# What to work on
Repeat the material in full. Keep every line exactly as it is.

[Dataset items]

========================

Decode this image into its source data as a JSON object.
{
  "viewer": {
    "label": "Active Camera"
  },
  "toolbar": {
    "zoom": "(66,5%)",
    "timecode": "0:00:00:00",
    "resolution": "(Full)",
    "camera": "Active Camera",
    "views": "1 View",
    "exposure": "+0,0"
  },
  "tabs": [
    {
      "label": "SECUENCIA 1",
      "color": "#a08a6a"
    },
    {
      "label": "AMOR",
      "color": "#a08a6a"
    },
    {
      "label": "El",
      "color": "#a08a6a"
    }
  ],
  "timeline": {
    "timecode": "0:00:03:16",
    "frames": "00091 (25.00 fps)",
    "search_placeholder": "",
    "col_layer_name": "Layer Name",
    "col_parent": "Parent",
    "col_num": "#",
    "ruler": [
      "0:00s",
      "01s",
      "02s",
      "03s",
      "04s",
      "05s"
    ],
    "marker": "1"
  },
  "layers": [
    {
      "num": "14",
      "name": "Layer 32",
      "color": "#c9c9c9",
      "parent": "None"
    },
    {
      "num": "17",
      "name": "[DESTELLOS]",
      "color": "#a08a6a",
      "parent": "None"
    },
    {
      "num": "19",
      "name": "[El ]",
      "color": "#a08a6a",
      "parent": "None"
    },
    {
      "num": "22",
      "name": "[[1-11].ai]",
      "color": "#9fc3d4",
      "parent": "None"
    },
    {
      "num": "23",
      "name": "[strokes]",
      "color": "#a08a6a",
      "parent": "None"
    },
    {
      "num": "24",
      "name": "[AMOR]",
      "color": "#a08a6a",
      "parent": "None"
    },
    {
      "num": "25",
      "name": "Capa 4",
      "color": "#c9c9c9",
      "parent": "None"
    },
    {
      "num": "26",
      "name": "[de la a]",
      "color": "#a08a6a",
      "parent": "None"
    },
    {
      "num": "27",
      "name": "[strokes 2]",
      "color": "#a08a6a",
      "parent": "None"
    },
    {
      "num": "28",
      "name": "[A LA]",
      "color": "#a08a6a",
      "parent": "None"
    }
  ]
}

========================

# Final result
Decode this image into its source data as a JSON object.
{
  "viewer": {
    "label": "Active Camera"
  },
  "toolbar": {
    "zoom": "(66,5%)",
    "timecode": "0:00:00:00",
    "resolution": "(Full)",
    "camera": "Active Camera",
    "views": "1 View",
    "exposure": "+0,0"
  },
  "tabs": [
    {
      "label": "SECUENCIA 1",
      "color": "#a08a6a"
    },
    {
      "label": "AMOR",
      "color": "#a08a6a"
    },
    {
      "label": "El",
      "color": "#a08a6a"
    }
  ],
  "timeline": {
    "timecode": "0:00:03:16",
    "frames": "00091 (25.00 fps)",
    "search_placeholder": "",
    "col_layer_name": "Layer Name",
    "col_parent": "Parent",
    "col_num": "#",
    "ruler": [
      "0:00s",
      "01s",
      "02s",
      "03s",
      "04s",
      "05s"
    ],
    "marker": "1"
  },
  "layers": [
    {
      "num": "14",
      "name": "Layer 32",
      "color": "#c9c9c9",
      "parent": "None"
    },
    {
      "num": "17",
      "name": "[DESTELLOS]",
      "color": "#a08a6a",
      "parent": "None"
    },
    {
      "num": "19",
      "name": "[El ]",
      "color": "#a08a6a",
      "parent": "None"
    },
    {
      "num": "22",
      "name": "[[1-11].ai]",
      "color": "#9fc3d4",
      "parent": "None"
    },
    {
      "num": "23",
      "name": "[strokes]",
      "color": "#a08a6a",
      "parent": "None"
    },
    {
      "num": "24",
      "name": "[AMOR]",
      "color": "#a08a6a",
      "parent": "None"
    },
    {
      "num": "25",
      "name": "Capa 4",
      "color": "#c9c9c9",
      "parent": "None"
    },
    {
      "num": "26",
      "name": "[de la a]",
      "color": "#a08a6a",
      "parent": "None"
    },
    {
      "num": "27",
      "name": "[strokes 2]",
      "color": "#a08a6a",
      "parent": "None"
    },
    {
      "num": "28",
      "name": "[A LA]",
      "color": "#a08a6a",
      "parent": "None"
    }
  ]
}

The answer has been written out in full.